→ **Data for this task**
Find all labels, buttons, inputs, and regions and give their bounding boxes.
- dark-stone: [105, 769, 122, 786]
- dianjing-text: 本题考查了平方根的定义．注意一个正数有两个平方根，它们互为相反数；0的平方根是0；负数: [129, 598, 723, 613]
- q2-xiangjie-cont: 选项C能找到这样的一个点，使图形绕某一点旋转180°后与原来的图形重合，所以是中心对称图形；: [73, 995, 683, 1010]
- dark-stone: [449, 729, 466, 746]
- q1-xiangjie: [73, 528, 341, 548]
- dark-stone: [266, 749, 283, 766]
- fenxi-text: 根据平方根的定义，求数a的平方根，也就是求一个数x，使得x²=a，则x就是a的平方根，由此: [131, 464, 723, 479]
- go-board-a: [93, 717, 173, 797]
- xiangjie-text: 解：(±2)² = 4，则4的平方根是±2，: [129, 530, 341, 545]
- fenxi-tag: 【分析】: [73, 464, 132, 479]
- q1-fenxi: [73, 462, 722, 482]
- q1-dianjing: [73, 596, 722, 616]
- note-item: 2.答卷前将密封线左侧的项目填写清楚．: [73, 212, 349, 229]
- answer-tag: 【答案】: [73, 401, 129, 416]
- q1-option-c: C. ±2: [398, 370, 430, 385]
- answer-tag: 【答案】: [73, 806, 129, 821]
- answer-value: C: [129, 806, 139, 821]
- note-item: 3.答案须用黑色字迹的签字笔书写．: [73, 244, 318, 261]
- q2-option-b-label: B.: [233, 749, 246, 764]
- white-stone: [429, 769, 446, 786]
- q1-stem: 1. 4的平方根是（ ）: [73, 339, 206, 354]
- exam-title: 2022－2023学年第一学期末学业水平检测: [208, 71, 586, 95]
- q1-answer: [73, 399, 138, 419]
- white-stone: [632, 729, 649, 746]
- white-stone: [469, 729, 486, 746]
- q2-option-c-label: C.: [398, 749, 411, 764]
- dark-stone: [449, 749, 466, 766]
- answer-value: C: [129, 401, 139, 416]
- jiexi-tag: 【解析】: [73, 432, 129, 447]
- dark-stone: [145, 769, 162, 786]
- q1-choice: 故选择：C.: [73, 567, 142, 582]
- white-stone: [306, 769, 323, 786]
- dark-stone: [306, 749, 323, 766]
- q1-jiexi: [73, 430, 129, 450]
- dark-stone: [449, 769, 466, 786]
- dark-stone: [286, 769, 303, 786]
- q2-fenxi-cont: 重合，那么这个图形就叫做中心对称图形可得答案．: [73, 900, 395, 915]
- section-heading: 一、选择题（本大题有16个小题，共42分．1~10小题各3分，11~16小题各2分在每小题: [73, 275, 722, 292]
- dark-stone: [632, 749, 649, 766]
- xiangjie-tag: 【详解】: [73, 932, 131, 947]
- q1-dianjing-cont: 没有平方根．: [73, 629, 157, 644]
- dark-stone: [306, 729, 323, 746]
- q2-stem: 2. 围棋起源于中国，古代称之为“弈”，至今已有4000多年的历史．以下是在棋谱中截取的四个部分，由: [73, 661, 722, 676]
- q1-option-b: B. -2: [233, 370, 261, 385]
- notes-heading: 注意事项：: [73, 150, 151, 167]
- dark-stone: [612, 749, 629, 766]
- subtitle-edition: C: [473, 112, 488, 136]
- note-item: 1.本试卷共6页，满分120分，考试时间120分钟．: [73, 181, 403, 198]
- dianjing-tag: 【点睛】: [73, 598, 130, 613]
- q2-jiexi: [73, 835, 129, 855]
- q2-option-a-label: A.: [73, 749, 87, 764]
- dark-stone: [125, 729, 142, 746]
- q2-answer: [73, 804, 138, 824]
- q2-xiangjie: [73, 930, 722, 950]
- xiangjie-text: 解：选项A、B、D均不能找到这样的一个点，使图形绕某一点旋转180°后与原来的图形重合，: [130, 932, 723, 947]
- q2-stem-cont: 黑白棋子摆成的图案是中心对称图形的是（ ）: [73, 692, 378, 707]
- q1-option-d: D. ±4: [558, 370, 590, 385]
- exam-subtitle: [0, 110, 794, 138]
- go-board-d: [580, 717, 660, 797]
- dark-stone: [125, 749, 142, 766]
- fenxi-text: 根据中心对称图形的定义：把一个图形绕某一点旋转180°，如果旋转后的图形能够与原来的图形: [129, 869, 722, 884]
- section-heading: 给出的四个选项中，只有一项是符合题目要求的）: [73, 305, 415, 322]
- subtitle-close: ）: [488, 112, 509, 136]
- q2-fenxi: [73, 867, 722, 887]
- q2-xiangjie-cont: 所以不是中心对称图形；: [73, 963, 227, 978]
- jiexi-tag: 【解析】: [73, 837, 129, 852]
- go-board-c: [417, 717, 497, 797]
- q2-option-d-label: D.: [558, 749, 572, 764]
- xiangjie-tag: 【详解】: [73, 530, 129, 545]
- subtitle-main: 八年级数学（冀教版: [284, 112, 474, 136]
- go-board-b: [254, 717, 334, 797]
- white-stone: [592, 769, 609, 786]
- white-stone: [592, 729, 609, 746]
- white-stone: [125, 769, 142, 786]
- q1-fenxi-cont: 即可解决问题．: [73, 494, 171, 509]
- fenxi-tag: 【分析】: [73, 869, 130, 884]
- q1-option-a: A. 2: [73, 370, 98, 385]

→ **Prompt**
Rewrite the items above, changing every "dark-stone" to "black-stone" and leaving everything else as it is.

→ **Worked solution**
Find all labels, buttons, inputs, and regions and give their bounding boxes.
- black-stone: [105, 769, 122, 786]
- dianjing-text: 本题考查了平方根的定义．注意一个正数有两个平方根，它们互为相反数；0的平方根是0；负数: [129, 598, 723, 613]
- q2-xiangjie-cont: 选项C能找到这样的一个点，使图形绕某一点旋转180°后与原来的图形重合，所以是中心对称图形；: [73, 995, 683, 1010]
- black-stone: [449, 729, 466, 746]
- q1-xiangjie: [73, 528, 341, 548]
- black-stone: [266, 749, 283, 766]
- fenxi-text: 根据平方根的定义，求数a的平方根，也就是求一个数x，使得x²=a，则x就是a的平方根，由此: [131, 464, 723, 479]
- go-board-a: [93, 717, 173, 797]
- xiangjie-text: 解：(±2)² = 4，则4的平方根是±2，: [129, 530, 341, 545]
- fenxi-tag: 【分析】: [73, 464, 132, 479]
- q1-fenxi: [73, 462, 722, 482]
- q1-dianjing: [73, 596, 722, 616]
- note-item: 2.答卷前将密封线左侧的项目填写清楚．: [73, 212, 349, 229]
- answer-tag: 【答案】: [73, 401, 129, 416]
- q1-option-c: C. ±2: [398, 370, 430, 385]
- answer-tag: 【答案】: [73, 806, 129, 821]
- answer-value: C: [129, 806, 139, 821]
- note-item: 3.答案须用黑色字迹的签字笔书写．: [73, 244, 318, 261]
- q2-option-b-label: B.: [233, 749, 246, 764]
- white-stone: [429, 769, 446, 786]
- q1-stem: 1. 4的平方根是（ ）: [73, 339, 206, 354]
- exam-title: 2022－2023学年第一学期末学业水平检测: [208, 71, 586, 95]
- q1-answer: [73, 399, 138, 419]
- white-stone: [632, 729, 649, 746]
- white-stone: [469, 729, 486, 746]
- q2-option-c-label: C.: [398, 749, 411, 764]
- black-stone: [449, 749, 466, 766]
- answer-value: C: [129, 401, 139, 416]
- jiexi-tag: 【解析】: [73, 432, 129, 447]
- black-stone: [145, 769, 162, 786]
- q1-choice: 故选择：C.: [73, 567, 142, 582]
- white-stone: [306, 769, 323, 786]
- black-stone: [306, 749, 323, 766]
- q1-jiexi: [73, 430, 129, 450]
- black-stone: [449, 769, 466, 786]
- black-stone: [286, 769, 303, 786]
- q2-fenxi-cont: 重合，那么这个图形就叫做中心对称图形可得答案．: [73, 900, 395, 915]
- section-heading: 一、选择题（本大题有16个小题，共42分．1~10小题各3分，11~16小题各2分在每小题: [73, 275, 722, 292]
- black-stone: [632, 749, 649, 766]
- xiangjie-tag: 【详解】: [73, 932, 131, 947]
- q1-dianjing-cont: 没有平方根．: [73, 629, 157, 644]
- black-stone: [306, 729, 323, 746]
- q2-stem: 2. 围棋起源于中国，古代称之为“弈”，至今已有4000多年的历史．以下是在棋谱中截取的四个部分，由: [73, 661, 722, 676]
- q1-option-b: B. -2: [233, 370, 261, 385]
- notes-heading: 注意事项：: [73, 150, 151, 167]
- black-stone: [612, 749, 629, 766]
- subtitle-edition: C: [473, 112, 488, 136]
- note-item: 1.本试卷共6页，满分120分，考试时间120分钟．: [73, 181, 403, 198]
- dianjing-tag: 【点睛】: [73, 598, 130, 613]
- q2-jiexi: [73, 835, 129, 855]
- q2-option-a-label: A.: [73, 749, 87, 764]
- black-stone: [125, 729, 142, 746]
- q2-answer: [73, 804, 138, 824]
- q2-xiangjie: [73, 930, 722, 950]
- xiangjie-text: 解：选项A、B、D均不能找到这样的一个点，使图形绕某一点旋转180°后与原来的图形重合，: [130, 932, 723, 947]
- q2-stem-cont: 黑白棋子摆成的图案是中心对称图形的是（ ）: [73, 692, 378, 707]
- q1-option-d: D. ±4: [558, 370, 590, 385]
- exam-subtitle: [0, 110, 794, 138]
- go-board-d: [580, 717, 660, 797]
- black-stone: [125, 749, 142, 766]
- fenxi-text: 根据中心对称图形的定义：把一个图形绕某一点旋转180°，如果旋转后的图形能够与原来的图形: [129, 869, 722, 884]
- section-heading: 给出的四个选项中，只有一项是符合题目要求的）: [73, 305, 415, 322]
- subtitle-close: ）: [488, 112, 509, 136]
- q2-fenxi: [73, 867, 722, 887]
- q2-xiangjie-cont: 所以不是中心对称图形；: [73, 963, 227, 978]
- jiexi-tag: 【解析】: [73, 837, 129, 852]
- go-board-c: [417, 717, 497, 797]
- q2-option-d-label: D.: [558, 749, 572, 764]
- xiangjie-tag: 【详解】: [73, 530, 129, 545]
- subtitle-main: 八年级数学（冀教版: [284, 112, 474, 136]
- go-board-b: [254, 717, 334, 797]
- white-stone: [592, 769, 609, 786]
- white-stone: [592, 729, 609, 746]
- white-stone: [125, 769, 142, 786]
- q1-fenxi-cont: 即可解决问题．: [73, 494, 171, 509]
- fenxi-tag: 【分析】: [73, 869, 130, 884]
- q1-option-a: A. 2: [73, 370, 98, 385]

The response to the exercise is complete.